◆ What is being asked
Look at each line of the records and count those with "restored" in them. Please answer with the count alone.

╭─ The input

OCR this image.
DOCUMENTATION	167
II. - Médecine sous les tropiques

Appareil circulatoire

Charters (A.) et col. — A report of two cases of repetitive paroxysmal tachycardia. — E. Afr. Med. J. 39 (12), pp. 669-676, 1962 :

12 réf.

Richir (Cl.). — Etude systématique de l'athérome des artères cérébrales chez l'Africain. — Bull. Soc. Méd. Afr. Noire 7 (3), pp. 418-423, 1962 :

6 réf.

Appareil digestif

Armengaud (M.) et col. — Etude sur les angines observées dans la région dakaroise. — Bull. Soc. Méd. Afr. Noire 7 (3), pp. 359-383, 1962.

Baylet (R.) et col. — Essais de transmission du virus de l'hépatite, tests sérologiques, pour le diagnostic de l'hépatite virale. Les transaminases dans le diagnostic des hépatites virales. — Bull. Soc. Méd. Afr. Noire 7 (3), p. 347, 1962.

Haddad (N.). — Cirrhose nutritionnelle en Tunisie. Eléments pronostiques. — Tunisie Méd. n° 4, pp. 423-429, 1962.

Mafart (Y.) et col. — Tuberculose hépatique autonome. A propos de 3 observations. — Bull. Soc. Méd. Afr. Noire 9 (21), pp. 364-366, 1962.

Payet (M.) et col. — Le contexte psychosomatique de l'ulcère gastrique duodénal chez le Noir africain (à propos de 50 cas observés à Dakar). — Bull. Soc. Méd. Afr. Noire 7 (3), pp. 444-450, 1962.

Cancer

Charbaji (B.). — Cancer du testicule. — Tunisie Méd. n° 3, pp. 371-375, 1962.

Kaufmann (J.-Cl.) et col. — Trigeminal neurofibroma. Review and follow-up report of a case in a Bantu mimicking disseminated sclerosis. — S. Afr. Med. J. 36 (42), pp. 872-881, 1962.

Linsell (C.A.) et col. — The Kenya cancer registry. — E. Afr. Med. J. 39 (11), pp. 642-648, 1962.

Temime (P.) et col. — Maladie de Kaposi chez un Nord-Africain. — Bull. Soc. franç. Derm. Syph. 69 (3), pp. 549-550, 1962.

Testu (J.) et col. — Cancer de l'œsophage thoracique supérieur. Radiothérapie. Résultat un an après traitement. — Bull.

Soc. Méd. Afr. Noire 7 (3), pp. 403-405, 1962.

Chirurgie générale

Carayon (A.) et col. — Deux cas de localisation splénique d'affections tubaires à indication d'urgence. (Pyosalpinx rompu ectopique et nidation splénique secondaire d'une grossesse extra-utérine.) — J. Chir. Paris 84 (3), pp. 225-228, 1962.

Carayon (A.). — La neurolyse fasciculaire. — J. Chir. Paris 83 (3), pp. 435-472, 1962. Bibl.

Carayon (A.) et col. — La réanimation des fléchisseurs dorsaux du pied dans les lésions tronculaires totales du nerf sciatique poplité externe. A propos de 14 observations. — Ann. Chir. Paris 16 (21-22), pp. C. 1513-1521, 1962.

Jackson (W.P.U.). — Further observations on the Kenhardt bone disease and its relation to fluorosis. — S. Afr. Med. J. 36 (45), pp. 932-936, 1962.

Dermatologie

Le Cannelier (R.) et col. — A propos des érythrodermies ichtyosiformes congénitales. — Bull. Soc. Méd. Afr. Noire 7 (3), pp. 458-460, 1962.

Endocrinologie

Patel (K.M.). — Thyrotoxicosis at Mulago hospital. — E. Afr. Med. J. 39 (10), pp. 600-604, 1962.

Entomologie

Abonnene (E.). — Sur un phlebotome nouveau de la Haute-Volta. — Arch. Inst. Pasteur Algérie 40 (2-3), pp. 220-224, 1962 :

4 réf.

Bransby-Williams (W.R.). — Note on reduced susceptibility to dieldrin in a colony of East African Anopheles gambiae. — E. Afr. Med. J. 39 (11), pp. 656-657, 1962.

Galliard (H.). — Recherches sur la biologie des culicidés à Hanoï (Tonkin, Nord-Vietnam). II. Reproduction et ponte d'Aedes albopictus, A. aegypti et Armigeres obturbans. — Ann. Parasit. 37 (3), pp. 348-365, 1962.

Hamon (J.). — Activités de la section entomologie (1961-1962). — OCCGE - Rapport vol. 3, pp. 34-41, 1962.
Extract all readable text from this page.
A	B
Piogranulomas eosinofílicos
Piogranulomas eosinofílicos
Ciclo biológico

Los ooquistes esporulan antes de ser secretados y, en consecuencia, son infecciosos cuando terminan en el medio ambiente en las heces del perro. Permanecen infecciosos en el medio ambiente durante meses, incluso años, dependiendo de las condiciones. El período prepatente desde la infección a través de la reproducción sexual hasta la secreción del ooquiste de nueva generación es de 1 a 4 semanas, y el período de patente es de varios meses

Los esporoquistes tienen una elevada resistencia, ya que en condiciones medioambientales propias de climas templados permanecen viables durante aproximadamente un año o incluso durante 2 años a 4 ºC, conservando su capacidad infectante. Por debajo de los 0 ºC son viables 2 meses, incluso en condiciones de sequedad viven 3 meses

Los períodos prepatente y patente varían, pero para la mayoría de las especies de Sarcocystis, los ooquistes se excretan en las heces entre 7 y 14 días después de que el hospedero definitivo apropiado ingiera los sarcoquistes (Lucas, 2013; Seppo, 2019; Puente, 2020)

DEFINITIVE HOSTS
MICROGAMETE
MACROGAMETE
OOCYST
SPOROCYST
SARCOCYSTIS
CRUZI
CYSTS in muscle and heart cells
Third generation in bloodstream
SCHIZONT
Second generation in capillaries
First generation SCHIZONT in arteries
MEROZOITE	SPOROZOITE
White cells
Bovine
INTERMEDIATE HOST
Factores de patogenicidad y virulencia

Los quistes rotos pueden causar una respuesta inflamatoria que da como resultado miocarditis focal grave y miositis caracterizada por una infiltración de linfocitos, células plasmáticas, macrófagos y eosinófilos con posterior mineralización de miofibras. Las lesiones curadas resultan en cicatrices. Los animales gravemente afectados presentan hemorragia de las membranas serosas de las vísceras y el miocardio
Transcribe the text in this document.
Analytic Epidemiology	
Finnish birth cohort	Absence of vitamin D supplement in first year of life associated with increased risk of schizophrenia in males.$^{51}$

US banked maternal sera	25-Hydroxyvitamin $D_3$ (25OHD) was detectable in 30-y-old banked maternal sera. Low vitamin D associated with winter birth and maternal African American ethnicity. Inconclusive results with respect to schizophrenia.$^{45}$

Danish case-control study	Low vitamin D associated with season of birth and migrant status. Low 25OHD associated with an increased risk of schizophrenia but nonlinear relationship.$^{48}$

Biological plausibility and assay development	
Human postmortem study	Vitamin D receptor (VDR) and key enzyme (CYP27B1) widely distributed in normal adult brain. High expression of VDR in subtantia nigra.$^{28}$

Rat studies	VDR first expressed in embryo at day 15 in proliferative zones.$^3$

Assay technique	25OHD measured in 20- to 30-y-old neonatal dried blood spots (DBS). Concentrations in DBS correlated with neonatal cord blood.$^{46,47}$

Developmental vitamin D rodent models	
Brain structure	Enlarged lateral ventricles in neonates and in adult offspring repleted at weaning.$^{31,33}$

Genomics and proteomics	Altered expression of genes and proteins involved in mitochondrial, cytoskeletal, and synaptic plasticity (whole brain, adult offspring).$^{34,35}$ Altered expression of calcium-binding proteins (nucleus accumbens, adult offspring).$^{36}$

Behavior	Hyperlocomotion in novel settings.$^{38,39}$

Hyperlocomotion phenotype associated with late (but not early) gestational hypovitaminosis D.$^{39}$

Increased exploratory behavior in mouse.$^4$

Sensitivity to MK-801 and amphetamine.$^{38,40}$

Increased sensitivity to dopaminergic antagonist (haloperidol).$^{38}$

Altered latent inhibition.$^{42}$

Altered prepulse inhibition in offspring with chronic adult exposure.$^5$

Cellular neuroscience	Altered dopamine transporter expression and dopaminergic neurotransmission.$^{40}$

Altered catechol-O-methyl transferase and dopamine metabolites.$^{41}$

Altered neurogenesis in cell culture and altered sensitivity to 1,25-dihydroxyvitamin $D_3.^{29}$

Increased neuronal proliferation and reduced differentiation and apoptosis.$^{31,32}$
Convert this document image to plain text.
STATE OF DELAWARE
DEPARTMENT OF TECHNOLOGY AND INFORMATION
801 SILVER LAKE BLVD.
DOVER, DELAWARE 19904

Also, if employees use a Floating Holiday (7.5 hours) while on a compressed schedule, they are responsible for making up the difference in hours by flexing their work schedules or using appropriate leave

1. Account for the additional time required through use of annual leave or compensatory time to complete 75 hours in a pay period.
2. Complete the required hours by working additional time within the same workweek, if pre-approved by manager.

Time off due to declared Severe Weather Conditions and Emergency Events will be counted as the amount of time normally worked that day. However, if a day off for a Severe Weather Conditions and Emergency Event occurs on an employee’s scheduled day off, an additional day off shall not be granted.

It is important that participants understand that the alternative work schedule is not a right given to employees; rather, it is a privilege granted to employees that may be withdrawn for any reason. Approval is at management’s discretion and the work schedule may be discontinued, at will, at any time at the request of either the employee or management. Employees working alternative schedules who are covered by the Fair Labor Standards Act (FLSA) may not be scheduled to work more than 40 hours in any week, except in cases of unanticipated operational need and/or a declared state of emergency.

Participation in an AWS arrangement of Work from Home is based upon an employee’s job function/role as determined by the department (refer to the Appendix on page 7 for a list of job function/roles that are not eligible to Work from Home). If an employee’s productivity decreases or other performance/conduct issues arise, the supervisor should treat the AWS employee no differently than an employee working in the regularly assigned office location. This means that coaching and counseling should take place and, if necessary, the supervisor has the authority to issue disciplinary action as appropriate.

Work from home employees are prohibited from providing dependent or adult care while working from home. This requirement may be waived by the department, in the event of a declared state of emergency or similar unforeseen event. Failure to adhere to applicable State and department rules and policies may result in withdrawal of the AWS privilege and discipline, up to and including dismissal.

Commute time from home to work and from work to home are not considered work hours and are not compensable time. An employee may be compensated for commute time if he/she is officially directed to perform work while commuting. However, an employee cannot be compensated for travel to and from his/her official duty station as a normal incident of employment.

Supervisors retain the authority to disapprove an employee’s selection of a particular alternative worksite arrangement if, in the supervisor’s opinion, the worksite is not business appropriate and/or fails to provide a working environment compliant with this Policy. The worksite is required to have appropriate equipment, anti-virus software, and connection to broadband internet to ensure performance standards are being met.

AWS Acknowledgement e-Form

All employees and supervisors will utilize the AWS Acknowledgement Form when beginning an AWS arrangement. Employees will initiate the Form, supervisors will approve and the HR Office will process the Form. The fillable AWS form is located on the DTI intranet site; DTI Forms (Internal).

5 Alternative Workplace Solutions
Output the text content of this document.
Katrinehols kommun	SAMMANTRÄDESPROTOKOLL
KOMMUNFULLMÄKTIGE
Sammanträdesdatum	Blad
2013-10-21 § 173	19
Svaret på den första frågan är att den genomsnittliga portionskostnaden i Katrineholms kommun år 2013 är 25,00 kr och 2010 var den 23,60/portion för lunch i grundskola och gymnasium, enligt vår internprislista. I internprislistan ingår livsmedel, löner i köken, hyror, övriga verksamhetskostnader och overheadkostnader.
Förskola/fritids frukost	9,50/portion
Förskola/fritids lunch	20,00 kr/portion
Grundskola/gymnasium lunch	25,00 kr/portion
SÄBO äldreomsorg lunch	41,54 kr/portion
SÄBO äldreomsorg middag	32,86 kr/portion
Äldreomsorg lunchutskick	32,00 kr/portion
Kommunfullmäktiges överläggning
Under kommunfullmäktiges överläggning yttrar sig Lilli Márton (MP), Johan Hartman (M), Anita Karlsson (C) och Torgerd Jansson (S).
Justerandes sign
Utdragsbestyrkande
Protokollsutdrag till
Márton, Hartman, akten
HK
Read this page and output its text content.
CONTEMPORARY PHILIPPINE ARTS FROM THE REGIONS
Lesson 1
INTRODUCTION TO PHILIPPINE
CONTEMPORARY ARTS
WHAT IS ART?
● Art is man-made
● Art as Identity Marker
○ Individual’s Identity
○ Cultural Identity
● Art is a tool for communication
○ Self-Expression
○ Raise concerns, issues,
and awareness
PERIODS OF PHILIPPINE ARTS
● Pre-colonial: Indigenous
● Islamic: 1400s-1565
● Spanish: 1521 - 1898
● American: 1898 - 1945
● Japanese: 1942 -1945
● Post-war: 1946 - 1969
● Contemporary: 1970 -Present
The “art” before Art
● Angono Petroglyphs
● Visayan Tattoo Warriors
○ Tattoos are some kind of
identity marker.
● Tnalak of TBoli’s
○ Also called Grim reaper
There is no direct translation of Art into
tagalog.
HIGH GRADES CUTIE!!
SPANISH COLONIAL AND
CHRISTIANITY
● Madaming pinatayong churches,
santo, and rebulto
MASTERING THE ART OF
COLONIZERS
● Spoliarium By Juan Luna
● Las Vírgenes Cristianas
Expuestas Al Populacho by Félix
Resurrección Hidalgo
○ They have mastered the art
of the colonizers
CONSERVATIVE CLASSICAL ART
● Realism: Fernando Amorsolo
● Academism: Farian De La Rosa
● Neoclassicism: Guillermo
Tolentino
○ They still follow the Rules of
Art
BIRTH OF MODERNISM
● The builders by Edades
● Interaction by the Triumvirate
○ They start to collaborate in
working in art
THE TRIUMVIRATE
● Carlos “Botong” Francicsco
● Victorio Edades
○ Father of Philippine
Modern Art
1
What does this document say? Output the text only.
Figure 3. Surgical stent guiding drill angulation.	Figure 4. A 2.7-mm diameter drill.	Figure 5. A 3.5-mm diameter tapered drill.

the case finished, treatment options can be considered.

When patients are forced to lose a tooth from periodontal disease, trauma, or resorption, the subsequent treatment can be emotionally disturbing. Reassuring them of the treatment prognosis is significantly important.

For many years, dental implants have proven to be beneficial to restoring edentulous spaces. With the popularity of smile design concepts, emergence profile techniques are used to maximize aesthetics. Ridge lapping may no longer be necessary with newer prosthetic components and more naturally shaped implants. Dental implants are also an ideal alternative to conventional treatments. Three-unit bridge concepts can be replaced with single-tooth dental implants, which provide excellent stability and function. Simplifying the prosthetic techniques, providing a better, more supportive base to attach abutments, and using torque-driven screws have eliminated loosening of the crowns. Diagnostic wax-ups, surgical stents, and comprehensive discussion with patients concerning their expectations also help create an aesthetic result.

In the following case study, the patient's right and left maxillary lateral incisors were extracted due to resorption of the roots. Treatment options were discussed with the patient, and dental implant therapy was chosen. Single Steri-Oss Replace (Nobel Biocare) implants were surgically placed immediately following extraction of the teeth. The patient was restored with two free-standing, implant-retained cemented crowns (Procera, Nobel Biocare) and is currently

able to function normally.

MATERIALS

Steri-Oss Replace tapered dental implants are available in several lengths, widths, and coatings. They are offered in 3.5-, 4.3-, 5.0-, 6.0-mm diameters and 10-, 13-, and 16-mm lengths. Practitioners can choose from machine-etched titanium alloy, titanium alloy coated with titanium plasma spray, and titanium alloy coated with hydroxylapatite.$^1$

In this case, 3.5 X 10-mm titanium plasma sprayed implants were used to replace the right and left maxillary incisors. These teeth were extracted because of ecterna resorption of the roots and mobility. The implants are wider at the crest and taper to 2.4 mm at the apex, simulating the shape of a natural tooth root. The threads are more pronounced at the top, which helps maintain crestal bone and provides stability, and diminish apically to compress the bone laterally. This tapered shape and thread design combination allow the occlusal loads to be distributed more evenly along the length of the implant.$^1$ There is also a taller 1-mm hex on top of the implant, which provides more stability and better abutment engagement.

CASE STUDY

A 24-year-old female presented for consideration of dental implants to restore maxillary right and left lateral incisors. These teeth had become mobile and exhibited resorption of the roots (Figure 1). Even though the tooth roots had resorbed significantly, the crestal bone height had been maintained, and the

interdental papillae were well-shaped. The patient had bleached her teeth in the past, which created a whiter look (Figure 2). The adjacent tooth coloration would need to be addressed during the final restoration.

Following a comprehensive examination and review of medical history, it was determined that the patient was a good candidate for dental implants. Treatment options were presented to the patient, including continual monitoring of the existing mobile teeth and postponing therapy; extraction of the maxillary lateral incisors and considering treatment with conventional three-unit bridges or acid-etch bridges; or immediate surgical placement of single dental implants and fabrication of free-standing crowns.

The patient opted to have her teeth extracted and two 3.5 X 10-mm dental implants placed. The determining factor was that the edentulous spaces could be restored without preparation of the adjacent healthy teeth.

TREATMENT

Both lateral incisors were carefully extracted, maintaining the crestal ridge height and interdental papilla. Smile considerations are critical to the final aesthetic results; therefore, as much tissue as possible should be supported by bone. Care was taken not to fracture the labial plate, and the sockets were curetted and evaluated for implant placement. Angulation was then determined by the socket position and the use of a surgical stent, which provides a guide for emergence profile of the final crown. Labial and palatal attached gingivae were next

╰─

◆ Written reply
2